**** Listing

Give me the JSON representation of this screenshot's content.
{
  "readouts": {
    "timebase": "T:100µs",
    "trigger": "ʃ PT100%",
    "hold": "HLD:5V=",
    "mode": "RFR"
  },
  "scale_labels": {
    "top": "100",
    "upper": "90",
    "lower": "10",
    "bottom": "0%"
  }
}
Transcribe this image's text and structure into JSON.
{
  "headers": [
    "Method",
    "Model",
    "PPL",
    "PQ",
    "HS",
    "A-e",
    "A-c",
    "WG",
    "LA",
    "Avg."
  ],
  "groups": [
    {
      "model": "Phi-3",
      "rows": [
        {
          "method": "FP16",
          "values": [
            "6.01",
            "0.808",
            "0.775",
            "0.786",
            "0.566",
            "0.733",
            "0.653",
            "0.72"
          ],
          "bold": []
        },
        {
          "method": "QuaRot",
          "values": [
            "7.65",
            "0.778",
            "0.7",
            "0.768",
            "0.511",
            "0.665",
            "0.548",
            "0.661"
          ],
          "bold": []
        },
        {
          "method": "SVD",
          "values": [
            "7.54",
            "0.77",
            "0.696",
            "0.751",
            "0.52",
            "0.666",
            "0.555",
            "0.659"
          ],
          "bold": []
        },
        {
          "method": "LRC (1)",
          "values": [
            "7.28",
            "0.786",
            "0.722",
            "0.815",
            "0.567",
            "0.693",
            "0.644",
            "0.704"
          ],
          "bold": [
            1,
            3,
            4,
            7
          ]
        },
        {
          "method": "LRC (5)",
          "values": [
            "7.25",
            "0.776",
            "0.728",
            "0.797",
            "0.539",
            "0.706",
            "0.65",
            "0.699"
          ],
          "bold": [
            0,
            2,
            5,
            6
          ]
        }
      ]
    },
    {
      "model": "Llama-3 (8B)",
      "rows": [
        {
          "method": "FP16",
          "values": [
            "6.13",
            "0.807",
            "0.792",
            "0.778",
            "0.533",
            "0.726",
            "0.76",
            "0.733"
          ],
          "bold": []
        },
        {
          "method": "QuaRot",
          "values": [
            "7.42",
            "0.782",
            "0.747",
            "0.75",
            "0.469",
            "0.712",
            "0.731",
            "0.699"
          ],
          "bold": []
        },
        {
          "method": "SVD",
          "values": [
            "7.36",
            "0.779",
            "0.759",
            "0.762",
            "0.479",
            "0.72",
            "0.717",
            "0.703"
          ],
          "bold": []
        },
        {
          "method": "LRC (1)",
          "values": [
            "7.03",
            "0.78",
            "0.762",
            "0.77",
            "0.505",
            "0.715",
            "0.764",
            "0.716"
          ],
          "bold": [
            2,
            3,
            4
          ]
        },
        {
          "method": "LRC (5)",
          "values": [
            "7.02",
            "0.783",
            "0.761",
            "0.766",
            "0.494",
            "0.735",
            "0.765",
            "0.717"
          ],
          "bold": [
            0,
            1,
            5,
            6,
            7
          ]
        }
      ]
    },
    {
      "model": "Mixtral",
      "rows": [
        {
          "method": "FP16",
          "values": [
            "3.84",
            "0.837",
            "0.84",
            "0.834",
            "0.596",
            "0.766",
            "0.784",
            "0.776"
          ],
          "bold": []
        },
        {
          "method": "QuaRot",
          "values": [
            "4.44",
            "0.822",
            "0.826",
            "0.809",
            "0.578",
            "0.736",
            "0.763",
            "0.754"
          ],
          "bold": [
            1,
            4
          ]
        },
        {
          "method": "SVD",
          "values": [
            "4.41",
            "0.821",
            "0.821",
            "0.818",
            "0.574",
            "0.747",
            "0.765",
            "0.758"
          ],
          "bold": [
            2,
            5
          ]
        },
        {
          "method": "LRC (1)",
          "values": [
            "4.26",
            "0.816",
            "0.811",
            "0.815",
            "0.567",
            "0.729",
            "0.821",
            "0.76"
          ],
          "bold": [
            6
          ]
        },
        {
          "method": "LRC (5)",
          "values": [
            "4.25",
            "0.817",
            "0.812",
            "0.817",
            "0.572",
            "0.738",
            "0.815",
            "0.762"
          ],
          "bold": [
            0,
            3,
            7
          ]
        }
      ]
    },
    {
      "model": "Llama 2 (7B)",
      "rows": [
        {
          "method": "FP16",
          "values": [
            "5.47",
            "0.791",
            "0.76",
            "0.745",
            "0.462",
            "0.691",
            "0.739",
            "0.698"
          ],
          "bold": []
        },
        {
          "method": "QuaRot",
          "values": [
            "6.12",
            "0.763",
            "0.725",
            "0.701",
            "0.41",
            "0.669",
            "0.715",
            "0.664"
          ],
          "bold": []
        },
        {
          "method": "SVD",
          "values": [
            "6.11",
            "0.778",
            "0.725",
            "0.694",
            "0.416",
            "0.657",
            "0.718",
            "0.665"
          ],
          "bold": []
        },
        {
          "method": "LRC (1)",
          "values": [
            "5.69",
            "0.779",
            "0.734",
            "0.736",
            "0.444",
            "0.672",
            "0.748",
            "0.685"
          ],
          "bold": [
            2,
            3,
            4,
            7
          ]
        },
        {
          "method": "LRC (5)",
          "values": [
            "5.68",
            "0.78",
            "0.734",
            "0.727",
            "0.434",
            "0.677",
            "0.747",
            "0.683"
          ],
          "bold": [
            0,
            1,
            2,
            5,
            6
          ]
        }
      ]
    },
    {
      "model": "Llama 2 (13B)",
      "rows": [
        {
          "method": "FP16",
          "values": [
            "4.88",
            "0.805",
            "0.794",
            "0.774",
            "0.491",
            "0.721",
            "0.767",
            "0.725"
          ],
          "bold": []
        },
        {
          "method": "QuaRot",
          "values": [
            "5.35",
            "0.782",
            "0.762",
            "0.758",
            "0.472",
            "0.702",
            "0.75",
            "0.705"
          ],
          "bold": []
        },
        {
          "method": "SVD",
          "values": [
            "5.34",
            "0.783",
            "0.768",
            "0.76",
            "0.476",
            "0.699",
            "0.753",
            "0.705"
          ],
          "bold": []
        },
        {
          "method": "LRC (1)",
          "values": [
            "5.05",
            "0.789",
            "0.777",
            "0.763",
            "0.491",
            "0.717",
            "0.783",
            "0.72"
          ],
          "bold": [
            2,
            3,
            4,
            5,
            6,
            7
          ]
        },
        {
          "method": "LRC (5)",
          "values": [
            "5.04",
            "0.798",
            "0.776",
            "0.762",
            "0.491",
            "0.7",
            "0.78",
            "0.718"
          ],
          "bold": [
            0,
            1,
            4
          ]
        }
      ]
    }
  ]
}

********

— Problem to work on —
For the listing above, identify each line bearing "Llama".

— Task answer —
      "model": "Llama-3 (8B)",
      "model": "Llama 2 (7B)",
      "model": "Llama 2 (13B)",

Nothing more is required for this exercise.